What is required: Go through the lines below and copy each one that holds the string "COTTAGE".
— START Input data —
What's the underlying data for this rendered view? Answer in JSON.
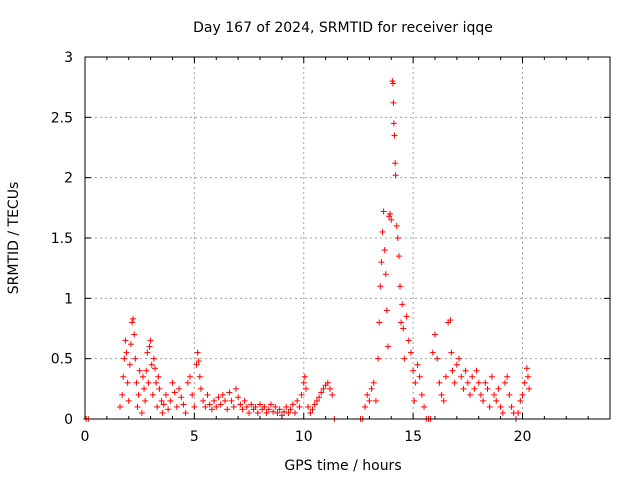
{
  "chart_data": {
    "type": "scatter",
    "title": "Day 167 of 2024, SRMTID for receiver iqqe",
    "xlabel": "GPS time / hours",
    "ylabel": "SRMTID / TECUs",
    "xlim": [
      0,
      24
    ],
    "ylim": [
      0,
      3
    ],
    "xticks": [
      0,
      5,
      10,
      15,
      20
    ],
    "xtick_labels": [
      "0",
      "5",
      "10",
      "15",
      "20"
    ],
    "yticks": [
      0,
      0.5,
      1,
      1.5,
      2,
      2.5,
      3
    ],
    "ytick_labels": [
      "0",
      "0.5",
      "1",
      "1.5",
      "2",
      "2.5",
      "3"
    ],
    "grid": true,
    "marker": "+",
    "color": "#ff0000",
    "series": [
      {
        "name": "SRMTID",
        "points": [
          [
            0.05,
            0
          ],
          [
            0.15,
            0
          ],
          [
            1.6,
            0.1
          ],
          [
            1.7,
            0.2
          ],
          [
            1.75,
            0.35
          ],
          [
            1.8,
            0.5
          ],
          [
            1.85,
            0.65
          ],
          [
            1.9,
            0.55
          ],
          [
            1.95,
            0.3
          ],
          [
            2.0,
            0.15
          ],
          [
            2.05,
            0.45
          ],
          [
            2.1,
            0.62
          ],
          [
            2.15,
            0.8
          ],
          [
            2.2,
            0.83
          ],
          [
            2.25,
            0.7
          ],
          [
            2.3,
            0.5
          ],
          [
            2.35,
            0.3
          ],
          [
            2.4,
            0.1
          ],
          [
            2.45,
            0.2
          ],
          [
            2.5,
            0.4
          ],
          [
            2.6,
            0.05
          ],
          [
            2.65,
            0.35
          ],
          [
            2.7,
            0.25
          ],
          [
            2.75,
            0.15
          ],
          [
            2.8,
            0.4
          ],
          [
            2.85,
            0.55
          ],
          [
            2.9,
            0.3
          ],
          [
            2.95,
            0.6
          ],
          [
            3.0,
            0.65
          ],
          [
            3.05,
            0.45
          ],
          [
            3.1,
            0.2
          ],
          [
            3.15,
            0.5
          ],
          [
            3.2,
            0.42
          ],
          [
            3.25,
            0.3
          ],
          [
            3.3,
            0.1
          ],
          [
            3.35,
            0.35
          ],
          [
            3.4,
            0.25
          ],
          [
            3.5,
            0.15
          ],
          [
            3.55,
            0.05
          ],
          [
            3.6,
            0.12
          ],
          [
            3.7,
            0.2
          ],
          [
            3.8,
            0.08
          ],
          [
            3.9,
            0.15
          ],
          [
            4.0,
            0.3
          ],
          [
            4.1,
            0.22
          ],
          [
            4.2,
            0.1
          ],
          [
            4.3,
            0.25
          ],
          [
            4.4,
            0.18
          ],
          [
            4.5,
            0.12
          ],
          [
            4.6,
            0.05
          ],
          [
            4.7,
            0.3
          ],
          [
            4.8,
            0.35
          ],
          [
            4.9,
            0.2
          ],
          [
            5.0,
            0.1
          ],
          [
            5.1,
            0.45
          ],
          [
            5.15,
            0.55
          ],
          [
            5.2,
            0.48
          ],
          [
            5.25,
            0.35
          ],
          [
            5.3,
            0.25
          ],
          [
            5.4,
            0.15
          ],
          [
            5.5,
            0.1
          ],
          [
            5.6,
            0.2
          ],
          [
            5.7,
            0.12
          ],
          [
            5.8,
            0.08
          ],
          [
            5.9,
            0.15
          ],
          [
            6.0,
            0.1
          ],
          [
            6.1,
            0.18
          ],
          [
            6.2,
            0.12
          ],
          [
            6.3,
            0.2
          ],
          [
            6.4,
            0.15
          ],
          [
            6.5,
            0.08
          ],
          [
            6.6,
            0.22
          ],
          [
            6.7,
            0.15
          ],
          [
            6.8,
            0.1
          ],
          [
            6.9,
            0.25
          ],
          [
            7.0,
            0.18
          ],
          [
            7.1,
            0.12
          ],
          [
            7.2,
            0.08
          ],
          [
            7.3,
            0.15
          ],
          [
            7.4,
            0.1
          ],
          [
            7.5,
            0.05
          ],
          [
            7.6,
            0.12
          ],
          [
            7.7,
            0.08
          ],
          [
            7.8,
            0.1
          ],
          [
            7.9,
            0.05
          ],
          [
            8.0,
            0.12
          ],
          [
            8.1,
            0.08
          ],
          [
            8.2,
            0.1
          ],
          [
            8.3,
            0.05
          ],
          [
            8.4,
            0.08
          ],
          [
            8.5,
            0.12
          ],
          [
            8.6,
            0.06
          ],
          [
            8.7,
            0.1
          ],
          [
            8.8,
            0.05
          ],
          [
            8.9,
            0.08
          ],
          [
            9.0,
            0.03
          ],
          [
            9.1,
            0.06
          ],
          [
            9.2,
            0.1
          ],
          [
            9.3,
            0.05
          ],
          [
            9.4,
            0.08
          ],
          [
            9.5,
            0.12
          ],
          [
            9.6,
            0.05
          ],
          [
            9.7,
            0.15
          ],
          [
            9.8,
            0.1
          ],
          [
            9.9,
            0.2
          ],
          [
            10.0,
            0.3
          ],
          [
            10.05,
            0.35
          ],
          [
            10.1,
            0.25
          ],
          [
            10.2,
            0.1
          ],
          [
            10.3,
            0.05
          ],
          [
            10.4,
            0.08
          ],
          [
            10.5,
            0.12
          ],
          [
            10.6,
            0.15
          ],
          [
            10.7,
            0.18
          ],
          [
            10.8,
            0.22
          ],
          [
            10.9,
            0.25
          ],
          [
            11.0,
            0.28
          ],
          [
            11.1,
            0.3
          ],
          [
            11.2,
            0.25
          ],
          [
            11.3,
            0.2
          ],
          [
            11.4,
            0
          ],
          [
            12.6,
            0
          ],
          [
            12.7,
            0
          ],
          [
            12.8,
            0.1
          ],
          [
            12.9,
            0.2
          ],
          [
            13.0,
            0.15
          ],
          [
            13.1,
            0.25
          ],
          [
            13.2,
            0.3
          ],
          [
            13.3,
            0.15
          ],
          [
            13.4,
            0.5
          ],
          [
            13.45,
            0.8
          ],
          [
            13.5,
            1.1
          ],
          [
            13.55,
            1.3
          ],
          [
            13.6,
            1.55
          ],
          [
            13.65,
            1.72
          ],
          [
            13.7,
            1.4
          ],
          [
            13.75,
            1.2
          ],
          [
            13.8,
            0.9
          ],
          [
            13.85,
            0.6
          ],
          [
            13.9,
            1.68
          ],
          [
            13.95,
            1.7
          ],
          [
            14.0,
            1.65
          ],
          [
            14.05,
            2.8
          ],
          [
            14.08,
            2.78
          ],
          [
            14.1,
            2.62
          ],
          [
            14.12,
            2.45
          ],
          [
            14.15,
            2.35
          ],
          [
            14.18,
            2.12
          ],
          [
            14.2,
            2.02
          ],
          [
            14.25,
            1.6
          ],
          [
            14.3,
            1.5
          ],
          [
            14.35,
            1.35
          ],
          [
            14.4,
            1.1
          ],
          [
            14.45,
            0.8
          ],
          [
            14.5,
            0.95
          ],
          [
            14.55,
            0.75
          ],
          [
            14.6,
            0.5
          ],
          [
            14.7,
            0.85
          ],
          [
            14.8,
            0.65
          ],
          [
            14.9,
            0.55
          ],
          [
            15.0,
            0.4
          ],
          [
            15.05,
            0.15
          ],
          [
            15.1,
            0.3
          ],
          [
            15.2,
            0.45
          ],
          [
            15.3,
            0.35
          ],
          [
            15.4,
            0.2
          ],
          [
            15.5,
            0.1
          ],
          [
            15.6,
            0
          ],
          [
            15.7,
            0
          ],
          [
            15.8,
            0
          ],
          [
            15.9,
            0.55
          ],
          [
            16.0,
            0.7
          ],
          [
            16.1,
            0.5
          ],
          [
            16.2,
            0.3
          ],
          [
            16.3,
            0.2
          ],
          [
            16.4,
            0.15
          ],
          [
            16.5,
            0.35
          ],
          [
            16.6,
            0.8
          ],
          [
            16.7,
            0.82
          ],
          [
            16.75,
            0.55
          ],
          [
            16.8,
            0.4
          ],
          [
            16.9,
            0.3
          ],
          [
            17.0,
            0.45
          ],
          [
            17.1,
            0.5
          ],
          [
            17.2,
            0.35
          ],
          [
            17.3,
            0.25
          ],
          [
            17.4,
            0.4
          ],
          [
            17.5,
            0.3
          ],
          [
            17.6,
            0.2
          ],
          [
            17.7,
            0.35
          ],
          [
            17.8,
            0.25
          ],
          [
            17.9,
            0.4
          ],
          [
            18.0,
            0.3
          ],
          [
            18.1,
            0.2
          ],
          [
            18.2,
            0.15
          ],
          [
            18.3,
            0.3
          ],
          [
            18.4,
            0.25
          ],
          [
            18.5,
            0.1
          ],
          [
            18.6,
            0.35
          ],
          [
            18.7,
            0.2
          ],
          [
            18.8,
            0.15
          ],
          [
            18.9,
            0.25
          ],
          [
            19.0,
            0.1
          ],
          [
            19.1,
            0.05
          ],
          [
            19.2,
            0.3
          ],
          [
            19.3,
            0.35
          ],
          [
            19.4,
            0.2
          ],
          [
            19.5,
            0.1
          ],
          [
            19.6,
            0.05
          ],
          [
            19.7,
            0
          ],
          [
            19.8,
            0.05
          ],
          [
            19.9,
            0.15
          ],
          [
            20.0,
            0.2
          ],
          [
            20.1,
            0.3
          ],
          [
            20.2,
            0.42
          ],
          [
            20.25,
            0.35
          ],
          [
            20.3,
            0.25
          ]
        ]
      }
    ]
  }
}
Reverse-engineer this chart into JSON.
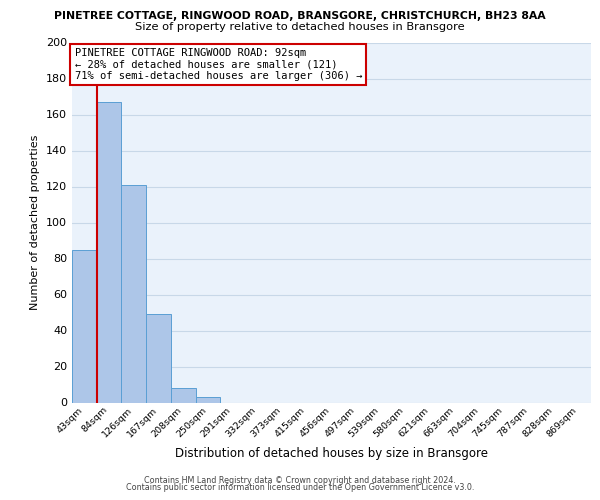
{
  "title1": "PINETREE COTTAGE, RINGWOOD ROAD, BRANSGORE, CHRISTCHURCH, BH23 8AA",
  "title2": "Size of property relative to detached houses in Bransgore",
  "xlabel": "Distribution of detached houses by size in Bransgore",
  "ylabel": "Number of detached properties",
  "bar_labels": [
    "43sqm",
    "84sqm",
    "126sqm",
    "167sqm",
    "208sqm",
    "250sqm",
    "291sqm",
    "332sqm",
    "373sqm",
    "415sqm",
    "456sqm",
    "497sqm",
    "539sqm",
    "580sqm",
    "621sqm",
    "663sqm",
    "704sqm",
    "745sqm",
    "787sqm",
    "828sqm",
    "869sqm"
  ],
  "bar_values": [
    85,
    167,
    121,
    49,
    8,
    3,
    0,
    0,
    0,
    0,
    0,
    0,
    0,
    0,
    0,
    0,
    0,
    0,
    0,
    0,
    0
  ],
  "bar_color": "#adc6e8",
  "bar_edge_color": "#5a9fd4",
  "vline_x": 0.5,
  "vline_color": "#cc0000",
  "annotation_title": "PINETREE COTTAGE RINGWOOD ROAD: 92sqm",
  "annotation_line2": "← 28% of detached houses are smaller (121)",
  "annotation_line3": "71% of semi-detached houses are larger (306) →",
  "annotation_box_color": "#ffffff",
  "annotation_box_edge": "#cc0000",
  "ylim": [
    0,
    200
  ],
  "yticks": [
    0,
    20,
    40,
    60,
    80,
    100,
    120,
    140,
    160,
    180,
    200
  ],
  "grid_color": "#c8d8e8",
  "background_color": "#eaf2fb",
  "footer1": "Contains HM Land Registry data © Crown copyright and database right 2024.",
  "footer2": "Contains public sector information licensed under the Open Government Licence v3.0."
}
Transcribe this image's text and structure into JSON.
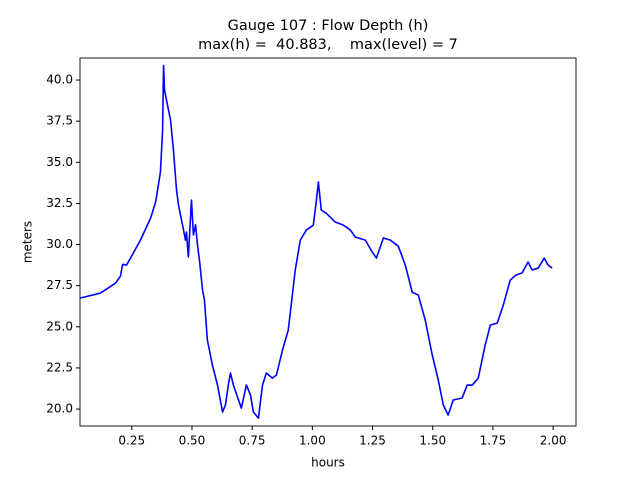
{
  "chart_data": {
    "type": "line",
    "title": "Gauge 107 : Flow Depth (h)",
    "subtitle": "max(h) =  40.883,    max(level) = 7",
    "x_label": "hours",
    "y_label": "meters",
    "color": "#0000ff",
    "x": [
      0.037,
      0.12,
      0.183,
      0.203,
      0.212,
      0.228,
      0.245,
      0.286,
      0.328,
      0.349,
      0.357,
      0.369,
      0.378,
      0.382,
      0.386,
      0.394,
      0.411,
      0.423,
      0.436,
      0.444,
      0.461,
      0.473,
      0.477,
      0.485,
      0.498,
      0.506,
      0.515,
      0.523,
      0.531,
      0.544,
      0.552,
      0.564,
      0.585,
      0.606,
      0.627,
      0.639,
      0.651,
      0.66,
      0.672,
      0.689,
      0.705,
      0.726,
      0.743,
      0.755,
      0.776,
      0.793,
      0.809,
      0.834,
      0.851,
      0.876,
      0.9,
      0.929,
      0.95,
      0.975,
      1.004,
      1.017,
      1.025,
      1.037,
      1.058,
      1.095,
      1.129,
      1.158,
      1.178,
      1.22,
      1.249,
      1.266,
      1.295,
      1.324,
      1.357,
      1.386,
      1.415,
      1.44,
      1.469,
      1.498,
      1.523,
      1.544,
      1.564,
      1.585,
      1.622,
      1.643,
      1.664,
      1.689,
      1.718,
      1.739,
      1.768,
      1.793,
      1.822,
      1.846,
      1.871,
      1.896,
      1.913,
      1.938,
      1.963,
      1.979,
      1.996
    ],
    "values": [
      26.75,
      27.05,
      27.66,
      28.08,
      28.8,
      28.75,
      29.18,
      30.27,
      31.6,
      32.58,
      33.3,
      34.4,
      36.96,
      40.883,
      39.4,
      38.8,
      37.57,
      35.75,
      33.3,
      32.4,
      31.18,
      30.27,
      30.76,
      29.24,
      32.7,
      30.58,
      31.2,
      29.97,
      29.06,
      27.23,
      26.62,
      24.19,
      22.67,
      21.46,
      19.82,
      20.24,
      21.46,
      22.19,
      21.46,
      20.73,
      20.06,
      21.46,
      20.85,
      19.82,
      19.45,
      21.46,
      22.19,
      21.88,
      22.07,
      23.59,
      24.8,
      28.45,
      30.27,
      30.88,
      31.18,
      32.7,
      33.8,
      32.1,
      31.9,
      31.37,
      31.18,
      30.88,
      30.46,
      30.27,
      29.54,
      29.18,
      30.4,
      30.27,
      29.9,
      28.75,
      27.1,
      26.93,
      25.4,
      23.28,
      21.76,
      20.24,
      19.64,
      20.55,
      20.67,
      21.46,
      21.46,
      21.88,
      23.9,
      25.1,
      25.23,
      26.32,
      27.84,
      28.15,
      28.27,
      28.94,
      28.45,
      28.57,
      29.18,
      28.75,
      28.57
    ],
    "xlim": [
      0.035,
      2.095
    ],
    "ylim": [
      18.97,
      41.34
    ],
    "xticks": [
      {
        "value": 0.25,
        "label": "0.25"
      },
      {
        "value": 0.5,
        "label": "0.50"
      },
      {
        "value": 0.75,
        "label": "0.75"
      },
      {
        "value": 1.0,
        "label": "1.00"
      },
      {
        "value": 1.25,
        "label": "1.25"
      },
      {
        "value": 1.5,
        "label": "1.50"
      },
      {
        "value": 1.75,
        "label": "1.75"
      },
      {
        "value": 2.0,
        "label": "2.00"
      }
    ],
    "yticks": [
      {
        "value": 20,
        "label": "20.0"
      },
      {
        "value": 22.5,
        "label": "22.5"
      },
      {
        "value": 25,
        "label": "25.0"
      },
      {
        "value": 27.5,
        "label": "27.5"
      },
      {
        "value": 30,
        "label": "30.0"
      },
      {
        "value": 32.5,
        "label": "32.5"
      },
      {
        "value": 35,
        "label": "35.0"
      },
      {
        "value": 37.5,
        "label": "37.5"
      },
      {
        "value": 40,
        "label": "40.0"
      }
    ]
  }
}
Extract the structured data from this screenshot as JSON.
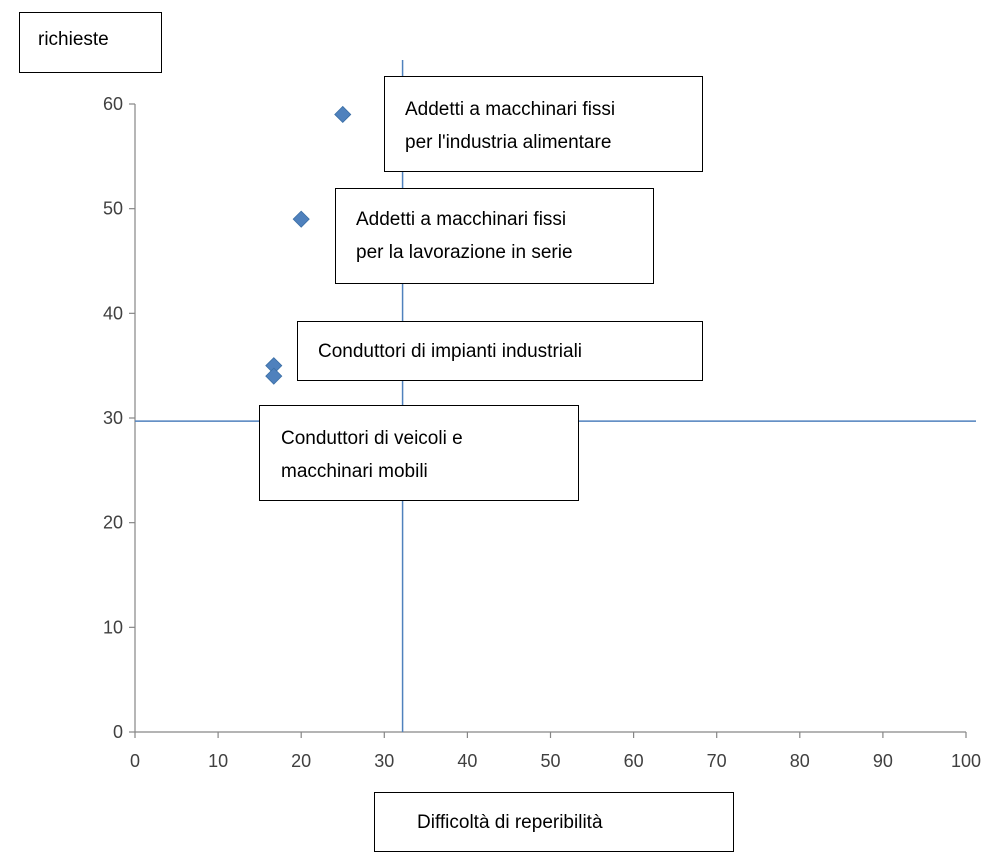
{
  "chart_data": {
    "type": "scatter",
    "ylabel": "richieste",
    "xlabel": "Difficoltà di reperibilità",
    "xlim": [
      0,
      100
    ],
    "ylim": [
      0,
      60
    ],
    "x_ticks": [
      0,
      10,
      20,
      30,
      40,
      50,
      60,
      70,
      80,
      90,
      100
    ],
    "y_ticks": [
      0,
      10,
      20,
      30,
      40,
      50,
      60
    ],
    "series": [
      {
        "points": [
          {
            "x": 25,
            "y": 59
          },
          {
            "x": 20,
            "y": 49
          },
          {
            "x": 16.7,
            "y": 35
          },
          {
            "x": 16.7,
            "y": 34
          }
        ]
      }
    ],
    "reference_lines": {
      "vertical_x": 32.2,
      "horizontal_y": 29.7
    },
    "annotations": [
      {
        "lines": [
          "Addetti a macchinari fissi",
          "per l'industria alimentare"
        ]
      },
      {
        "lines": [
          "Addetti a macchinari fissi",
          "per la lavorazione in serie"
        ]
      },
      {
        "lines": [
          "Conduttori di impianti industriali"
        ]
      },
      {
        "lines": [
          "Conduttori di veicoli e",
          "macchinari mobili"
        ]
      }
    ],
    "grid": false,
    "legend": "none",
    "colors": {
      "marker": "#4F81BD",
      "reference_line": "#4F81BD",
      "axis": "#868686"
    }
  }
}
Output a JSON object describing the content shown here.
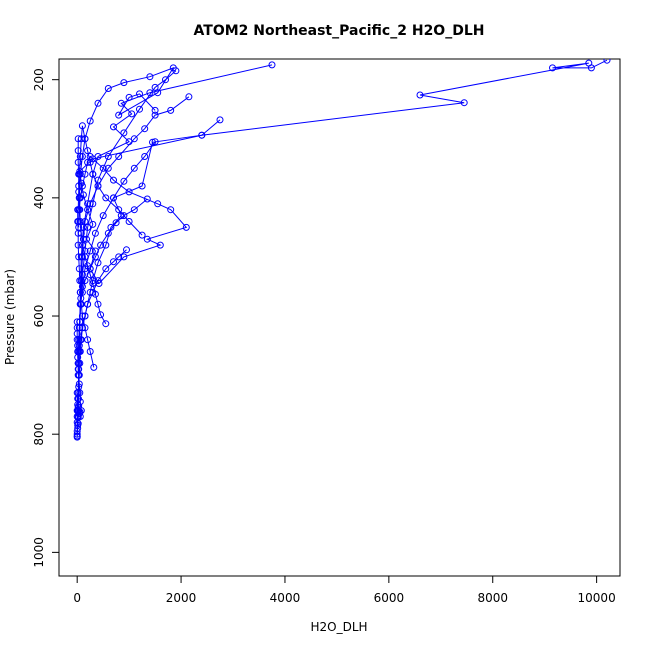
— END Input data —
The output:
  "title1": "PINETREE COTTAGE, RINGWOOD ROAD, BRANSGORE, CHRISTCHURCH, BH23 8AA",
  "annotation_title": "PINETREE COTTAGE RINGWOOD ROAD: 92sqm",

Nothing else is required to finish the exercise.